Exercise requirements
Determine how many lines of the material hold the string "votre" and reply with only that number.

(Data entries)
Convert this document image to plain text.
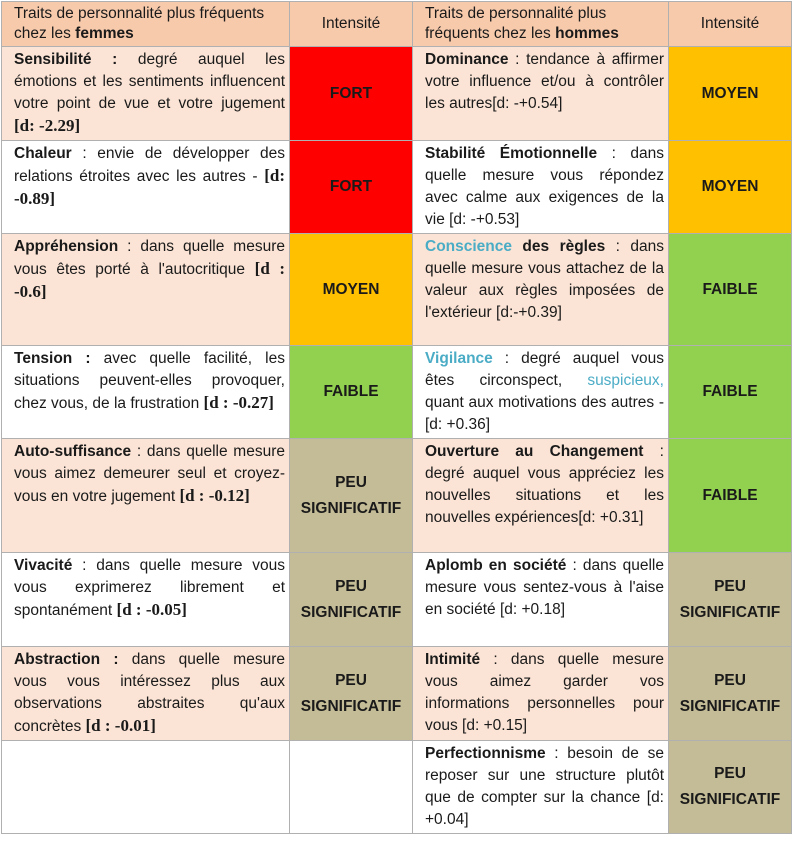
Traits de personnalité plus fréquents chez les femmes	Intensité	Traits de personnalité plus fréquents chez les hommes	Intensité
Sensibilité : degré auquel les émotions et les sentiments influencent votre point de vue et votre jugement [d: -2.29]	FORT	Dominance : tendance à affirmer votre influence et/ou à contrôler les autres[d: -+0.54]	MOYEN
Chaleur : envie de développer des relations étroites avec les autres - [d: -0.89]	FORT	Stabilité Émotionnelle : dans quelle mesure vous répondez avec calme aux exigences de la vie [d: -+0.53]	MOYEN
Appréhension : dans quelle mesure vous êtes porté à l'autocritique [d : -0.6]	MOYEN	Conscience des règles : dans quelle mesure vous attachez de la valeur aux règles imposées de l'extérieur [d:-+0.39]	FAIBLE
Tension : avec quelle facilité, les situations peuvent-elles provoquer, chez vous, de la frustration [d : -0.27]	FAIBLE	Vigilance : degré auquel vous êtes circonspect, suspicieux, quant aux motivations des autres - [d: +0.36]	FAIBLE
Auto-suffisance : dans quelle mesure vous aimez demeurer seul et croyez-vous en votre jugement [d : -0.12]	PEU SIGNIFICATIF	Ouverture au Changement : degré auquel vous appréciez les nouvelles situations et les nouvelles expériences[d: +0.31]	FAIBLE
Vivacité : dans quelle mesure vous vous exprimerez librement et spontanément [d : -0.05]	PEU SIGNIFICATIF	Aplomb en société : dans quelle mesure vous sentez-vous à l'aise en société [d: +0.18]	PEU SIGNIFICATIF
Abstraction : dans quelle mesure vous vous intéressez plus aux observations abstraites qu'aux concrètes [d : -0.01]	PEU SIGNIFICATIF	Intimité : dans quelle mesure vous aimez garder vos informations personnelles pour vous [d: +0.15]	PEU SIGNIFICATIF
		Perfectionnisme : besoin de se reposer sur une structure plutôt que de compter sur la chance [d: +0.04]	PEU SIGNIFICATIF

Result below
2